- STATED EXERCISE: Reproduce the listing below in full, switching every instance of "legend-label" to "legend-entry" and leaving all other text unchanged.

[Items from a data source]
□ □ □ □

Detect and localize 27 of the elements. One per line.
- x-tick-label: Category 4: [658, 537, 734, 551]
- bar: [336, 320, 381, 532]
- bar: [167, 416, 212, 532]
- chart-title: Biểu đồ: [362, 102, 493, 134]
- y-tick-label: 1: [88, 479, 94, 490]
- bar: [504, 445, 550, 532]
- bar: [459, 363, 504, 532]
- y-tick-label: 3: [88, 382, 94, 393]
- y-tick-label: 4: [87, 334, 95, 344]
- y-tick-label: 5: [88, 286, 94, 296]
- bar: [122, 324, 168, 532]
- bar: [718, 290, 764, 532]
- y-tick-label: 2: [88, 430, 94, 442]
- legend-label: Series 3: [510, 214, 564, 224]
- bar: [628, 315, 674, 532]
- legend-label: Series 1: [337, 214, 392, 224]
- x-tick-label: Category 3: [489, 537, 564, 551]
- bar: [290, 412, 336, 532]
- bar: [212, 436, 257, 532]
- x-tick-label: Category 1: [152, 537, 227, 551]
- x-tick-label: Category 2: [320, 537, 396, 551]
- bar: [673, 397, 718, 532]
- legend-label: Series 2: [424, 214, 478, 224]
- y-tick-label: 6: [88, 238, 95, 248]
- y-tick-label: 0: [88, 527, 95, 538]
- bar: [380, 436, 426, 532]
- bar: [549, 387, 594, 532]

□ □ □ □

- OUTPUT:
Detect and localize 27 of the elements. One per line.
- x-tick-label: Category 4: [658, 537, 734, 551]
- bar: [336, 320, 381, 532]
- bar: [167, 416, 212, 532]
- chart-title: Biểu đồ: [362, 102, 493, 134]
- y-tick-label: 1: [88, 479, 94, 490]
- bar: [504, 445, 550, 532]
- bar: [459, 363, 504, 532]
- y-tick-label: 3: [88, 382, 94, 393]
- y-tick-label: 4: [87, 334, 95, 344]
- y-tick-label: 5: [88, 286, 94, 296]
- bar: [122, 324, 168, 532]
- bar: [718, 290, 764, 532]
- y-tick-label: 2: [88, 430, 94, 442]
- legend-entry: Series 3: [510, 214, 564, 224]
- bar: [628, 315, 674, 532]
- legend-entry: Series 1: [337, 214, 392, 224]
- x-tick-label: Category 3: [489, 537, 564, 551]
- bar: [290, 412, 336, 532]
- bar: [212, 436, 257, 532]
- x-tick-label: Category 1: [152, 537, 227, 551]
- x-tick-label: Category 2: [320, 537, 396, 551]
- bar: [673, 397, 718, 532]
- legend-entry: Series 2: [424, 214, 478, 224]
- y-tick-label: 6: [88, 238, 95, 248]
- y-tick-label: 0: [88, 527, 95, 538]
- bar: [380, 436, 426, 532]
- bar: [549, 387, 594, 532]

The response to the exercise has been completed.